## start MATERIAL FOR THIS TASK

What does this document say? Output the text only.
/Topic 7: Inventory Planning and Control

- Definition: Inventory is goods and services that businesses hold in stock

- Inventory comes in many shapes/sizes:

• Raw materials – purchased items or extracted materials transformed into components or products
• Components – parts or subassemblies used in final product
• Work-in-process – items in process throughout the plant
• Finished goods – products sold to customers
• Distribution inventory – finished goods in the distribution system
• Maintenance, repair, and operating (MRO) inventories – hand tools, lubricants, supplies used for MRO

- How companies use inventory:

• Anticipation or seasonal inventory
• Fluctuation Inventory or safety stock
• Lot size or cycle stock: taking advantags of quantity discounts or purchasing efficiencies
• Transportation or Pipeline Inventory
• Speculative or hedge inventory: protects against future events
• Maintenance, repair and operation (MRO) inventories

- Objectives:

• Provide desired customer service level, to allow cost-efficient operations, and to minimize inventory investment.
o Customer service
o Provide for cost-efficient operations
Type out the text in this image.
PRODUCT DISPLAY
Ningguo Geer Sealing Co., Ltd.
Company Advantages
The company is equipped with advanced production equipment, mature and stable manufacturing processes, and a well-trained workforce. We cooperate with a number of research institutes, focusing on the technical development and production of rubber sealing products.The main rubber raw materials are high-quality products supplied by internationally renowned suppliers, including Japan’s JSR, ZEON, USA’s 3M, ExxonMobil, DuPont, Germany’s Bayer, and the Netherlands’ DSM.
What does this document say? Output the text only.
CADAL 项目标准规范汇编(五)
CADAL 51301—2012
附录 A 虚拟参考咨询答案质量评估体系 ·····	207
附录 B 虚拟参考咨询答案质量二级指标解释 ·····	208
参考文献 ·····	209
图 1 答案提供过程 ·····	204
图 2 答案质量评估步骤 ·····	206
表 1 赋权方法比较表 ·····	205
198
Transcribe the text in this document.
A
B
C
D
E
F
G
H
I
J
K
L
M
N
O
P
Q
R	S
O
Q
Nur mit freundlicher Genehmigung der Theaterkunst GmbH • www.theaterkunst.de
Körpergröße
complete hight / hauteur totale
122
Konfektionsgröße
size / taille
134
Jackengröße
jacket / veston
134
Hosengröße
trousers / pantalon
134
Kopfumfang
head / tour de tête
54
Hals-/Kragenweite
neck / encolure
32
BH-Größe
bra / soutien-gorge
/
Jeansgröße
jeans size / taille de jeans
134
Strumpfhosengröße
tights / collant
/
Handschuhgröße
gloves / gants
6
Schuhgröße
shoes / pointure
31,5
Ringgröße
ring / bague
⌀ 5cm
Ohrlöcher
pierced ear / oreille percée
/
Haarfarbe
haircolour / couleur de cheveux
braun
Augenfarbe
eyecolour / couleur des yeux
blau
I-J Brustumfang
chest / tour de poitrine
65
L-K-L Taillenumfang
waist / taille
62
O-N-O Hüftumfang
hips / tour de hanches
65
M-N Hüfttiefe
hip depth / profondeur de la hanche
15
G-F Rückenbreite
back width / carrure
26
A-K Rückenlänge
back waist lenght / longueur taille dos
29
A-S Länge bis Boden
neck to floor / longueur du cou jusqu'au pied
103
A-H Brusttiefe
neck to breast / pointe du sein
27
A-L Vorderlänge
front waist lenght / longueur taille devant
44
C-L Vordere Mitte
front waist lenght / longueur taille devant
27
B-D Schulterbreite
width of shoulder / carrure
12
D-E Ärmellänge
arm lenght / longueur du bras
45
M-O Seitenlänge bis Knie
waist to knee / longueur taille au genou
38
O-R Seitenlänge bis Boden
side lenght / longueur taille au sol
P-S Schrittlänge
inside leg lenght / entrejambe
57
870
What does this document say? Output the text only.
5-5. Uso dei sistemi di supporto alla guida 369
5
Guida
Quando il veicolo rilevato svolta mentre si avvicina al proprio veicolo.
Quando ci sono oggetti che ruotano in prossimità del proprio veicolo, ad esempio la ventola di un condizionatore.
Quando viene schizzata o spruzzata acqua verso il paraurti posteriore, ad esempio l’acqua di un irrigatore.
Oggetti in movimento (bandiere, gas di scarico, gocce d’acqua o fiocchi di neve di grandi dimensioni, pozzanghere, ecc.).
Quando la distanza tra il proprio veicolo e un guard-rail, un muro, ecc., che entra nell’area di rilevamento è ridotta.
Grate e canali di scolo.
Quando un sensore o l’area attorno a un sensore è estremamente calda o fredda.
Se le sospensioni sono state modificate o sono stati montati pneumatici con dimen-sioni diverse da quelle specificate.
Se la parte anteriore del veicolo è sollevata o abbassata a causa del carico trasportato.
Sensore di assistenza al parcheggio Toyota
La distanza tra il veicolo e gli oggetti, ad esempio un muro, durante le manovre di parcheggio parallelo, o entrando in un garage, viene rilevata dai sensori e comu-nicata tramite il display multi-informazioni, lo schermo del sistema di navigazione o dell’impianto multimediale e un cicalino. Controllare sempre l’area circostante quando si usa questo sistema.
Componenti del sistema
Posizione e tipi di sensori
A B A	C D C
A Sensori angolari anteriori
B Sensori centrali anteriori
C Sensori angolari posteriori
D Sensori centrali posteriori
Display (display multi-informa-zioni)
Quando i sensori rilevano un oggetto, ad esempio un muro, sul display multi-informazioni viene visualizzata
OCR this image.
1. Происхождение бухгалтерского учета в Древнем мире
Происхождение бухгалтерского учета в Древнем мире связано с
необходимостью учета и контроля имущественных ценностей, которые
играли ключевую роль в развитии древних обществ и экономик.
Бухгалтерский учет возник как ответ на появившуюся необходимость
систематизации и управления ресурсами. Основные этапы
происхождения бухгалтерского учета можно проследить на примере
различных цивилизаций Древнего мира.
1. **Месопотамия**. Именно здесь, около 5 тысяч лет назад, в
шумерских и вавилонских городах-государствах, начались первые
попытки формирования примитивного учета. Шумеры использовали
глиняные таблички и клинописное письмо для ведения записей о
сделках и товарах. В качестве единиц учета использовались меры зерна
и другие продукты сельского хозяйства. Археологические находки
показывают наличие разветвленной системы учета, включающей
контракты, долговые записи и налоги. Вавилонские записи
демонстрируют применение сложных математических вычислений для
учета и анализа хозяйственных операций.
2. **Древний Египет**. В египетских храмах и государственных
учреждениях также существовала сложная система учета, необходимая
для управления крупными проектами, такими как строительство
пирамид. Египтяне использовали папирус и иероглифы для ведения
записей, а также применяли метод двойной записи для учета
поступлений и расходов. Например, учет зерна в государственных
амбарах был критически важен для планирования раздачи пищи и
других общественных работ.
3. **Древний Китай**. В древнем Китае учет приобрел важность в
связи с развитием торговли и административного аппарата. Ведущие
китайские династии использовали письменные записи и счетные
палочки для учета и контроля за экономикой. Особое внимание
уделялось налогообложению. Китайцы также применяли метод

## end MATERIAL FOR THIS TASK

*TASK TO COMPLETE:* Find the lines above that contain the word "записи" and collect them.

*PROBLEM SOLUTION:*
контракты, долговые записи и налоги. Вавилонские записи
записей, а также применяли метод двойной записи для учета
китайские династии использовали письменные записи и счетные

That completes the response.